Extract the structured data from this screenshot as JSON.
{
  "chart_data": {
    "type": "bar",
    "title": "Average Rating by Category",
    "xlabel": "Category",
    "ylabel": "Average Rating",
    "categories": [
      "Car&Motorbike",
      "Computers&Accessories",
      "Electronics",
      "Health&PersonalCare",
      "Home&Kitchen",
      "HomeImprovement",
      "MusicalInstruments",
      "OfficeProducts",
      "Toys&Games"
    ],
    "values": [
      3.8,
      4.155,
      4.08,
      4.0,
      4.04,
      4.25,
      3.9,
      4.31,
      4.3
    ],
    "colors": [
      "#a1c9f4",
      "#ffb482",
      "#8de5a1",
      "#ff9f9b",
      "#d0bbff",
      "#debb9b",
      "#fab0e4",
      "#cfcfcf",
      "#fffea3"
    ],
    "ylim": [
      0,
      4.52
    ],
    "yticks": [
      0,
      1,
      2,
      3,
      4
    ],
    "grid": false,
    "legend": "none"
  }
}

-*-*-

- The problem
Track down all lines above with the string "Average" and copy them.

- Finished task
    "title": "Average Rating by Category",
    "ylabel": "Average Rating",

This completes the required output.